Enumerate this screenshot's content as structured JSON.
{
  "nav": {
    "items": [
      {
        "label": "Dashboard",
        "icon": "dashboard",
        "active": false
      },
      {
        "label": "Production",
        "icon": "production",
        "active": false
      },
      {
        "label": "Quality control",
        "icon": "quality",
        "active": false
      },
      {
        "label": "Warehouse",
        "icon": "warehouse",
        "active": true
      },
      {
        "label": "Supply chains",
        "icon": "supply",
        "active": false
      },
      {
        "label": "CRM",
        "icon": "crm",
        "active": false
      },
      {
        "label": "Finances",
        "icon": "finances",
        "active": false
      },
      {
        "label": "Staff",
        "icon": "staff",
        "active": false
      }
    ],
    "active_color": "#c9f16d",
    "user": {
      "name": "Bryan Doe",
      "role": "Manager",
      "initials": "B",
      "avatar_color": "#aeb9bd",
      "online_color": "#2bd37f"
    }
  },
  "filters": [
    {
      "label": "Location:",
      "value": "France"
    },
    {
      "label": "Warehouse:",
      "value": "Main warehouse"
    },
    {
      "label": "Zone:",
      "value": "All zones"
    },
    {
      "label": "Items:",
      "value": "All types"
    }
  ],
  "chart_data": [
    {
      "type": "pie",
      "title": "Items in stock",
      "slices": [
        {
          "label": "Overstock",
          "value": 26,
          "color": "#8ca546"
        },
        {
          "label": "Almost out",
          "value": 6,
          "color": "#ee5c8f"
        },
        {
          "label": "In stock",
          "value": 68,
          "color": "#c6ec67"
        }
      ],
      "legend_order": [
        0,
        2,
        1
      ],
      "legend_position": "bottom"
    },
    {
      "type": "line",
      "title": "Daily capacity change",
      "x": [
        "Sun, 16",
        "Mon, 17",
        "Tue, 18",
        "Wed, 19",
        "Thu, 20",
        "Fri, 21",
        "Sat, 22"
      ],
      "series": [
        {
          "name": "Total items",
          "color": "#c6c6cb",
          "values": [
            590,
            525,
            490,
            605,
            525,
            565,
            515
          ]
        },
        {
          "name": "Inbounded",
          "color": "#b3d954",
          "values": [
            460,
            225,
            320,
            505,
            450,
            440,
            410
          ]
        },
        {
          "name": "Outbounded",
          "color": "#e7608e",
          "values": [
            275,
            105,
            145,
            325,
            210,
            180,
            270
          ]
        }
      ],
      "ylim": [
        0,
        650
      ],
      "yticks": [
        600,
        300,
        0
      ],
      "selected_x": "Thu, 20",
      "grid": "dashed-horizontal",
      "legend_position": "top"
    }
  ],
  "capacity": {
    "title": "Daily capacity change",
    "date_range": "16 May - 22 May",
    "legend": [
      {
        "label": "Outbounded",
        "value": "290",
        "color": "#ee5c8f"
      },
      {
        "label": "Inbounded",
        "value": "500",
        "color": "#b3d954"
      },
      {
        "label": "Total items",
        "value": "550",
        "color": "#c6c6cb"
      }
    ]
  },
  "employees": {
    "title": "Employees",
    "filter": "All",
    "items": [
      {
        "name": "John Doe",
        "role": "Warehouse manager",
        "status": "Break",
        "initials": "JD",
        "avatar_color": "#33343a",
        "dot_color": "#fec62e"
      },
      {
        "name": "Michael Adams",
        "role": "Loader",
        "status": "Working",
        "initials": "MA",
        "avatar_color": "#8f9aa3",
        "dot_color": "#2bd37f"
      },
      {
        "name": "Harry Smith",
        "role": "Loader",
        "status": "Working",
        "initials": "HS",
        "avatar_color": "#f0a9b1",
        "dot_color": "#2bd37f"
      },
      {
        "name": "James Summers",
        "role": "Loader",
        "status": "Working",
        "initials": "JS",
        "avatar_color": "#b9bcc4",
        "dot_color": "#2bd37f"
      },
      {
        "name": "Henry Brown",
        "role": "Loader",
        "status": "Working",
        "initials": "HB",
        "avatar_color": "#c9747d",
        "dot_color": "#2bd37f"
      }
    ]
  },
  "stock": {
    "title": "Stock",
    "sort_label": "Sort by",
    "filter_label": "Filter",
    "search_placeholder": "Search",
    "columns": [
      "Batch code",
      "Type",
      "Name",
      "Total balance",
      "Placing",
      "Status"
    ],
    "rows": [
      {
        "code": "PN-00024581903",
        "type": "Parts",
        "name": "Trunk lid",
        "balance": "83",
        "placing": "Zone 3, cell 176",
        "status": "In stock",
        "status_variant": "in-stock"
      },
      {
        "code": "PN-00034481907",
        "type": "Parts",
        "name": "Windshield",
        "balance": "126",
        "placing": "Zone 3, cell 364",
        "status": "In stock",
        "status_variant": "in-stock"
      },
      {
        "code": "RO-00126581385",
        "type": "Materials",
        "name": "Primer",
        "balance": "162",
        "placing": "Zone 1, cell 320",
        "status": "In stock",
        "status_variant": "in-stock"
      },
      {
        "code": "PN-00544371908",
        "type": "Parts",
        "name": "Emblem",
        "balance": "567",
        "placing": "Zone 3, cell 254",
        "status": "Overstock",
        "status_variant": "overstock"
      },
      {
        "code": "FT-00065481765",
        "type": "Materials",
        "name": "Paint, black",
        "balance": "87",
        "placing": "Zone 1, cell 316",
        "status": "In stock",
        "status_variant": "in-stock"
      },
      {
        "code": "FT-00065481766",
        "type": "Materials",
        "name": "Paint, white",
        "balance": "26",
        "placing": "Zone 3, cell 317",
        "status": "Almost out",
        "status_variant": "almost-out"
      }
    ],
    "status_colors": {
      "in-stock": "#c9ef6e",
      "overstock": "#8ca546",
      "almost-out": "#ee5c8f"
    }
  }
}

════════════════

◆ **THE TASK**: Write out all the records above again, exactly as they stand.

◆ **THE OUTPUT**:
Enumerate this screenshot's content as structured JSON.
{
  "nav": {
    "items": [
      {
        "label": "Dashboard",
        "icon": "dashboard",
        "active": false
      },
      {
        "label": "Production",
        "icon": "production",
        "active": false
      },
      {
        "label": "Quality control",
        "icon": "quality",
        "active": false
      },
      {
        "label": "Warehouse",
        "icon": "warehouse",
        "active": true
      },
      {
        "label": "Supply chains",
        "icon": "supply",
        "active": false
      },
      {
        "label": "CRM",
        "icon": "crm",
        "active": false
      },
      {
        "label": "Finances",
        "icon": "finances",
        "active": false
      },
      {
        "label": "Staff",
        "icon": "staff",
        "active": false
      }
    ],
    "active_color": "#c9f16d",
    "user": {
      "name": "Bryan Doe",
      "role": "Manager",
      "initials": "B",
      "avatar_color": "#aeb9bd",
      "online_color": "#2bd37f"
    }
  },
  "filters": [
    {
      "label": "Location:",
      "value": "France"
    },
    {
      "label": "Warehouse:",
      "value": "Main warehouse"
    },
    {
      "label": "Zone:",
      "value": "All zones"
    },
    {
      "label": "Items:",
      "value": "All types"
    }
  ],
  "chart_data": [
    {
      "type": "pie",
      "title": "Items in stock",
      "slices": [
        {
          "label": "Overstock",
          "value": 26,
          "color": "#8ca546"
        },
        {
          "label": "Almost out",
          "value": 6,
          "color": "#ee5c8f"
        },
        {
          "label": "In stock",
          "value": 68,
          "color": "#c6ec67"
        }
      ],
      "legend_order": [
        0,
        2,
        1
      ],
      "legend_position": "bottom"
    },
    {
      "type": "line",
      "title": "Daily capacity change",
      "x": [
        "Sun, 16",
        "Mon, 17",
        "Tue, 18",
        "Wed, 19",
        "Thu, 20",
        "Fri, 21",
        "Sat, 22"
      ],
      "series": [
        {
          "name": "Total items",
          "color": "#c6c6cb",
          "values": [
            590,
            525,
            490,
            605,
            525,
            565,
            515
          ]
        },
        {
          "name": "Inbounded",
          "color": "#b3d954",
          "values": [
            460,
            225,
            320,
            505,
            450,
            440,
            410
          ]
        },
        {
          "name": "Outbounded",
          "color": "#e7608e",
          "values": [
            275,
            105,
            145,
            325,
            210,
            180,
            270
          ]
        }
      ],
      "ylim": [
        0,
        650
      ],
      "yticks": [
        600,
        300,
        0
      ],
      "selected_x": "Thu, 20",
      "grid": "dashed-horizontal",
      "legend_position": "top"
    }
  ],
  "capacity": {
    "title": "Daily capacity change",
    "date_range": "16 May - 22 May",
    "legend": [
      {
        "label": "Outbounded",
        "value": "290",
        "color": "#ee5c8f"
      },
      {
        "label": "Inbounded",
        "value": "500",
        "color": "#b3d954"
      },
      {
        "label": "Total items",
        "value": "550",
        "color": "#c6c6cb"
      }
    ]
  },
  "employees": {
    "title": "Employees",
    "filter": "All",
    "items": [
      {
        "name": "John Doe",
        "role": "Warehouse manager",
        "status": "Break",
        "initials": "JD",
        "avatar_color": "#33343a",
        "dot_color": "#fec62e"
      },
      {
        "name": "Michael Adams",
        "role": "Loader",
        "status": "Working",
        "initials": "MA",
        "avatar_color": "#8f9aa3",
        "dot_color": "#2bd37f"
      },
      {
        "name": "Harry Smith",
        "role": "Loader",
        "status": "Working",
        "initials": "HS",
        "avatar_color": "#f0a9b1",
        "dot_color": "#2bd37f"
      },
      {
        "name": "James Summers",
        "role": "Loader",
        "status": "Working",
        "initials": "JS",
        "avatar_color": "#b9bcc4",
        "dot_color": "#2bd37f"
      },
      {
        "name": "Henry Brown",
        "role": "Loader",
        "status": "Working",
        "initials": "HB",
        "avatar_color": "#c9747d",
        "dot_color": "#2bd37f"
      }
    ]
  },
  "stock": {
    "title": "Stock",
    "sort_label": "Sort by",
    "filter_label": "Filter",
    "search_placeholder": "Search",
    "columns": [
      "Batch code",
      "Type",
      "Name",
      "Total balance",
      "Placing",
      "Status"
    ],
    "rows": [
      {
        "code": "PN-00024581903",
        "type": "Parts",
        "name": "Trunk lid",
        "balance": "83",
        "placing": "Zone 3, cell 176",
        "status": "In stock",
        "status_variant": "in-stock"
      },
      {
        "code": "PN-00034481907",
        "type": "Parts",
        "name": "Windshield",
        "balance": "126",
        "placing": "Zone 3, cell 364",
        "status": "In stock",
        "status_variant": "in-stock"
      },
      {
        "code": "RO-00126581385",
        "type": "Materials",
        "name": "Primer",
        "balance": "162",
        "placing": "Zone 1, cell 320",
        "status": "In stock",
        "status_variant": "in-stock"
      },
      {
        "code": "PN-00544371908",
        "type": "Parts",
        "name": "Emblem",
        "balance": "567",
        "placing": "Zone 3, cell 254",
        "status": "Overstock",
        "status_variant": "overstock"
      },
      {
        "code": "FT-00065481765",
        "type": "Materials",
        "name": "Paint, black",
        "balance": "87",
        "placing": "Zone 1, cell 316",
        "status": "In stock",
        "status_variant": "in-stock"
      },
      {
        "code": "FT-00065481766",
        "type": "Materials",
        "name": "Paint, white",
        "balance": "26",
        "placing": "Zone 3, cell 317",
        "status": "Almost out",
        "status_variant": "almost-out"
      }
    ],
    "status_colors": {
      "in-stock": "#c9ef6e",
      "overstock": "#8ca546",
      "almost-out": "#ee5c8f"
    }
  }
}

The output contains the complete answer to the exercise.